<<<<

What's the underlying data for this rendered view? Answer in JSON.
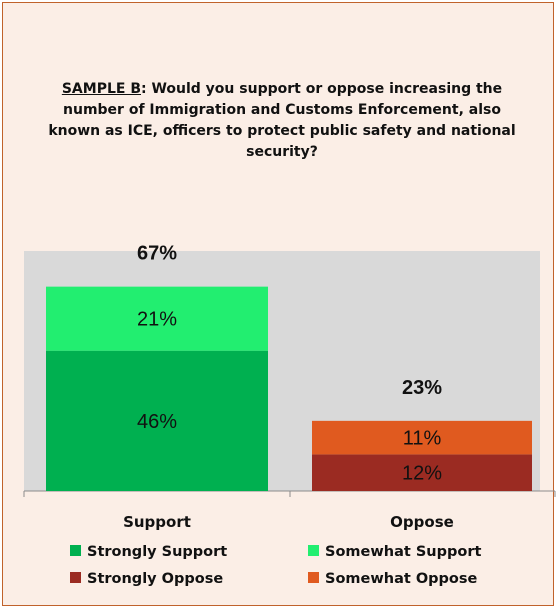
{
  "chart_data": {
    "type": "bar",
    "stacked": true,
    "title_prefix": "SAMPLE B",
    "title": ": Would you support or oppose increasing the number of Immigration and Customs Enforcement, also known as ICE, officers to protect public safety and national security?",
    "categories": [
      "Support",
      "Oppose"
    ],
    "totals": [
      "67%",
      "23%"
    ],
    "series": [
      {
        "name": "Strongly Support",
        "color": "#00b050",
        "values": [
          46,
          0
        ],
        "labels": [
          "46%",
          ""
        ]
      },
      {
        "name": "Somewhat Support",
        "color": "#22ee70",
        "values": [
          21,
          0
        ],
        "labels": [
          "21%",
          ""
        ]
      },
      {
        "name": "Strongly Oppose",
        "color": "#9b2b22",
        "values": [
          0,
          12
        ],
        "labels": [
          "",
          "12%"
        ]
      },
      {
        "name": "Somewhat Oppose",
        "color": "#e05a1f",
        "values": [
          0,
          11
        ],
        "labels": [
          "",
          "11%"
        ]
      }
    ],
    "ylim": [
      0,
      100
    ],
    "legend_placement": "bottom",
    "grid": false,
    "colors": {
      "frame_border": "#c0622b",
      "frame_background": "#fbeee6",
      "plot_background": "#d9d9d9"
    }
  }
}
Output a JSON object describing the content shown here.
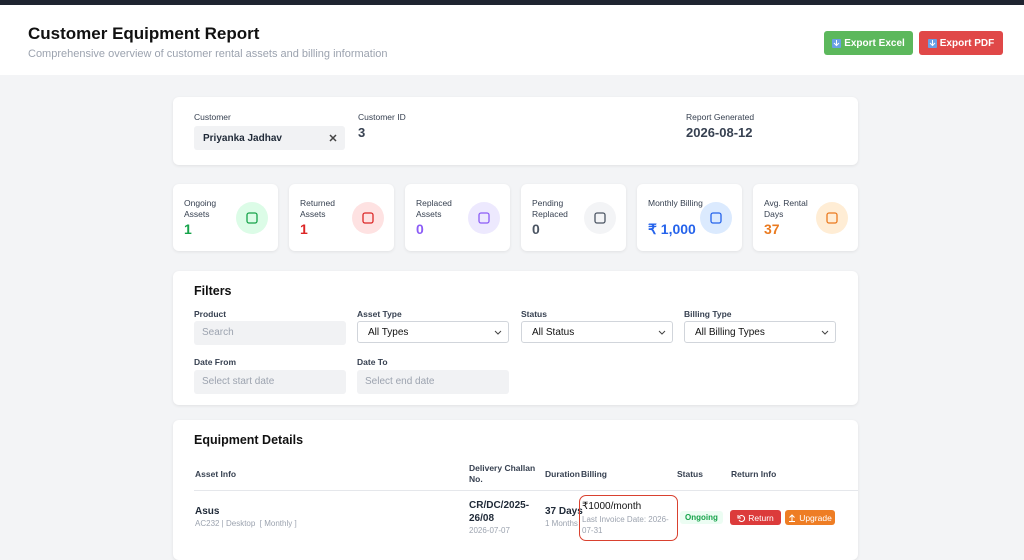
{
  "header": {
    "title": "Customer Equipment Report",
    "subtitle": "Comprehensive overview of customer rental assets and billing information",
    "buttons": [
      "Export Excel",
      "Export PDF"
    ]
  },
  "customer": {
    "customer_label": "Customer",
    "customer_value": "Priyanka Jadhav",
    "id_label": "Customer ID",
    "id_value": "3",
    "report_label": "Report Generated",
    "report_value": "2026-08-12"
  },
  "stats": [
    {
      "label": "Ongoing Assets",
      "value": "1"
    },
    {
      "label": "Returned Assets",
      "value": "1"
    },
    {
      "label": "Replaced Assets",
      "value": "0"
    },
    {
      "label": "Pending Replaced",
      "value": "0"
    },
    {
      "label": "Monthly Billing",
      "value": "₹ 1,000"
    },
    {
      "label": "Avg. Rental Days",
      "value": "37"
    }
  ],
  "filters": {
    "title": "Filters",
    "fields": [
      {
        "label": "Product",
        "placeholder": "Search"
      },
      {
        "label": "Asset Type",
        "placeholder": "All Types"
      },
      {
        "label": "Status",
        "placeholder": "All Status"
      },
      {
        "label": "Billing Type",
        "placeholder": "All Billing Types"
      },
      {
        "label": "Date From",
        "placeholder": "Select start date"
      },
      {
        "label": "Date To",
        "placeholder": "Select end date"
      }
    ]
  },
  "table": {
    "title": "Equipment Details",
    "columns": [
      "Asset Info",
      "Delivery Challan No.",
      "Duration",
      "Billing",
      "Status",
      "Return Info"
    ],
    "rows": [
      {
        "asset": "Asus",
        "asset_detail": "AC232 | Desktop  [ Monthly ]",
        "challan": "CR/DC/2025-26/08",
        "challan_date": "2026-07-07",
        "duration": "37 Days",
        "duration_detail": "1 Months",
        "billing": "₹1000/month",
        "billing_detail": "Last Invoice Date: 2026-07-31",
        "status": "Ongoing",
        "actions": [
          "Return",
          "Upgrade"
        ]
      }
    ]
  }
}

>>>>

- Your goal
Using the listing above, gather each line that holds the string "Types" and copy it.

- Answer for this exercise
        "placeholder": "All Types"
        "placeholder": "All Billing Types"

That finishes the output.